## TASK REQUIREMENTS
Transcribe the records word for word. Leave every picture out.

Document text records
################

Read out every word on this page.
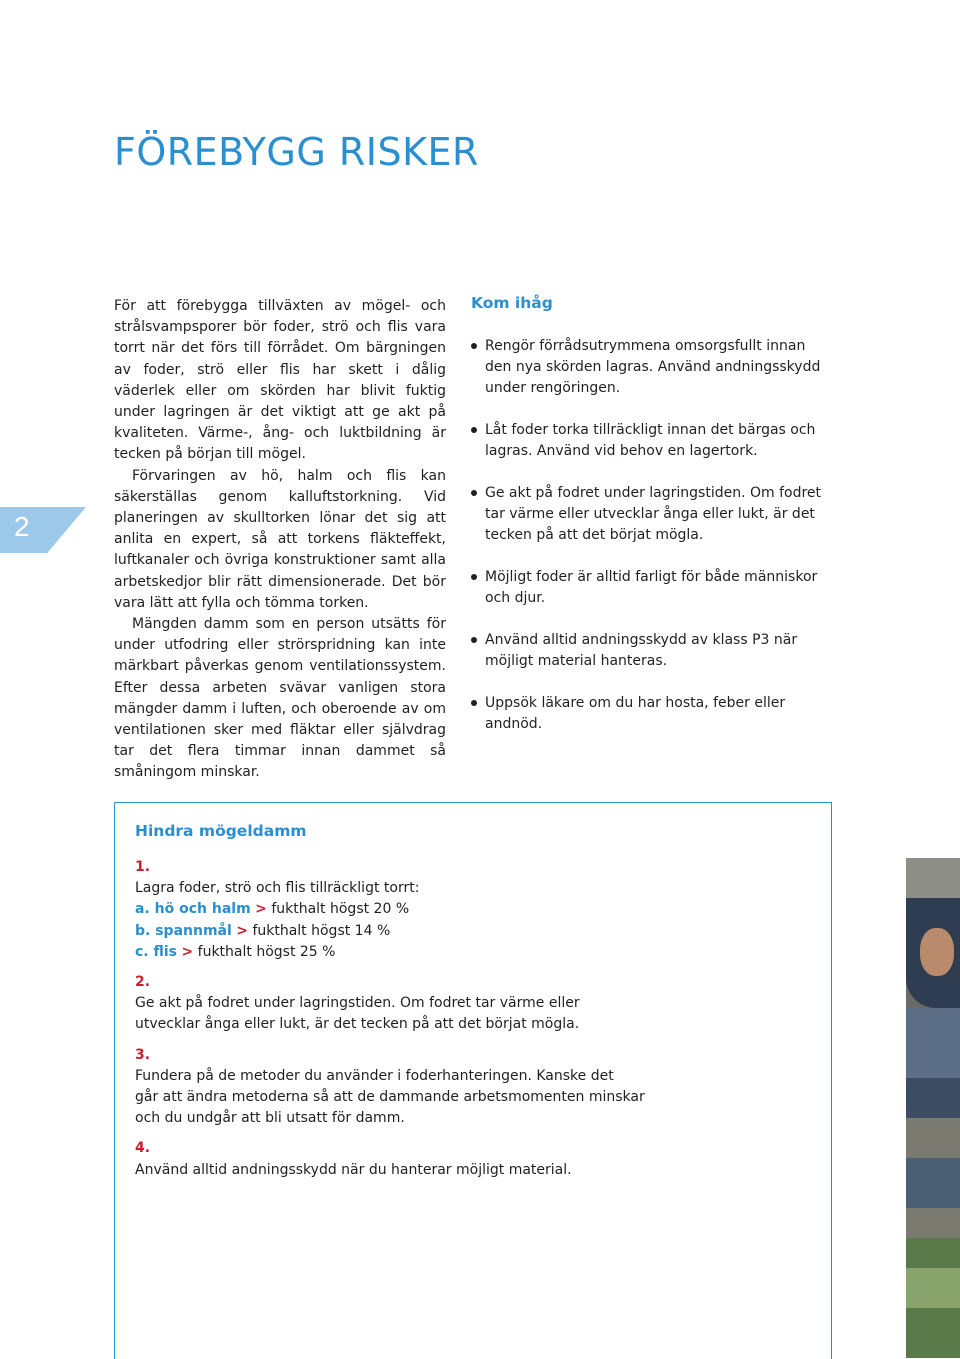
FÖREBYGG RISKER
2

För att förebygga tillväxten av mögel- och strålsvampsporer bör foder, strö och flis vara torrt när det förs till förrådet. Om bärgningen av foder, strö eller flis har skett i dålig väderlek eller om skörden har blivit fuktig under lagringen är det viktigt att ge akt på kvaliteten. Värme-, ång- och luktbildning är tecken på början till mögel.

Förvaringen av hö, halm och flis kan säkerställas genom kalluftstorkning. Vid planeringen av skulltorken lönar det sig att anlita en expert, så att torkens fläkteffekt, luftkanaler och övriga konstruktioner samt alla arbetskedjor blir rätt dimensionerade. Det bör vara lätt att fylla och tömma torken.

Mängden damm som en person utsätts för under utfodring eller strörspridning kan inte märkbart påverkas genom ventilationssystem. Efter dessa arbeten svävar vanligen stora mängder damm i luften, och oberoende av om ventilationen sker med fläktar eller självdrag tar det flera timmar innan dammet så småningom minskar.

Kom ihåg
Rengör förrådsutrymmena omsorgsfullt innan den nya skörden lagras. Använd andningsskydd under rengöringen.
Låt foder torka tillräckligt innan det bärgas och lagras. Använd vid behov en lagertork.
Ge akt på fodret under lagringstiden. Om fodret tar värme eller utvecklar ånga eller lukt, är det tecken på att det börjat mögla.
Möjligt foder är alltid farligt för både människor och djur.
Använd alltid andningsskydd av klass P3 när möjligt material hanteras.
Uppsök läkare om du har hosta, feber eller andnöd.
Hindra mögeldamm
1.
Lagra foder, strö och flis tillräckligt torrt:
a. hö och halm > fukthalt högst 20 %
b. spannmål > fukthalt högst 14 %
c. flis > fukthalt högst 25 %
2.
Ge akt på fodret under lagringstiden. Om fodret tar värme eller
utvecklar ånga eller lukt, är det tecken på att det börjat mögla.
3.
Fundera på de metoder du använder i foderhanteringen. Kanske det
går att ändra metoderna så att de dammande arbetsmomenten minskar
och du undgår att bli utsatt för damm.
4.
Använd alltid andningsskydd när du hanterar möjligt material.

################

## RESULT BELOW
Read out every word on this page.
FÖREBYGG RISKER
2

För att förebygga tillväxten av mögel- och strålsvampsporer bör foder, strö och flis vara torrt när det förs till förrådet. Om bärgningen av foder, strö eller flis har skett i dålig väderlek eller om skörden har blivit fuktig under lagringen är det viktigt att ge akt på kvaliteten. Värme-, ång- och luktbildning är tecken på början till mögel.

Förvaringen av hö, halm och flis kan säkerställas genom kalluftstorkning. Vid planeringen av skulltorken lönar det sig att anlita en expert, så att torkens fläkteffekt, luftkanaler och övriga konstruktioner samt alla arbetskedjor blir rätt dimensionerade. Det bör vara lätt att fylla och tömma torken.

Mängden damm som en person utsätts för under utfodring eller strörspridning kan inte märkbart påverkas genom ventilationssystem. Efter dessa arbeten svävar vanligen stora mängder damm i luften, och oberoende av om ventilationen sker med fläktar eller självdrag tar det flera timmar innan dammet så småningom minskar.

Kom ihåg
Rengör förrådsutrymmena omsorgsfullt innan den nya skörden lagras. Använd andningsskydd under rengöringen.
Låt foder torka tillräckligt innan det bärgas och lagras. Använd vid behov en lagertork.
Ge akt på fodret under lagringstiden. Om fodret tar värme eller utvecklar ånga eller lukt, är det tecken på att det börjat mögla.
Möjligt foder är alltid farligt för både människor och djur.
Använd alltid andningsskydd av klass P3 när möjligt material hanteras.
Uppsök läkare om du har hosta, feber eller andnöd.
Hindra mögeldamm
1.
Lagra foder, strö och flis tillräckligt torrt:
a. hö och halm > fukthalt högst 20 %
b. spannmål > fukthalt högst 14 %
c. flis > fukthalt högst 25 %
2.
Ge akt på fodret under lagringstiden. Om fodret tar värme eller
utvecklar ånga eller lukt, är det tecken på att det börjat mögla.
3.
Fundera på de metoder du använder i foderhanteringen. Kanske det
går att ändra metoderna så att de dammande arbetsmomenten minskar
och du undgår att bli utsatt för damm.
4.
Använd alltid andningsskydd när du hanterar möjligt material.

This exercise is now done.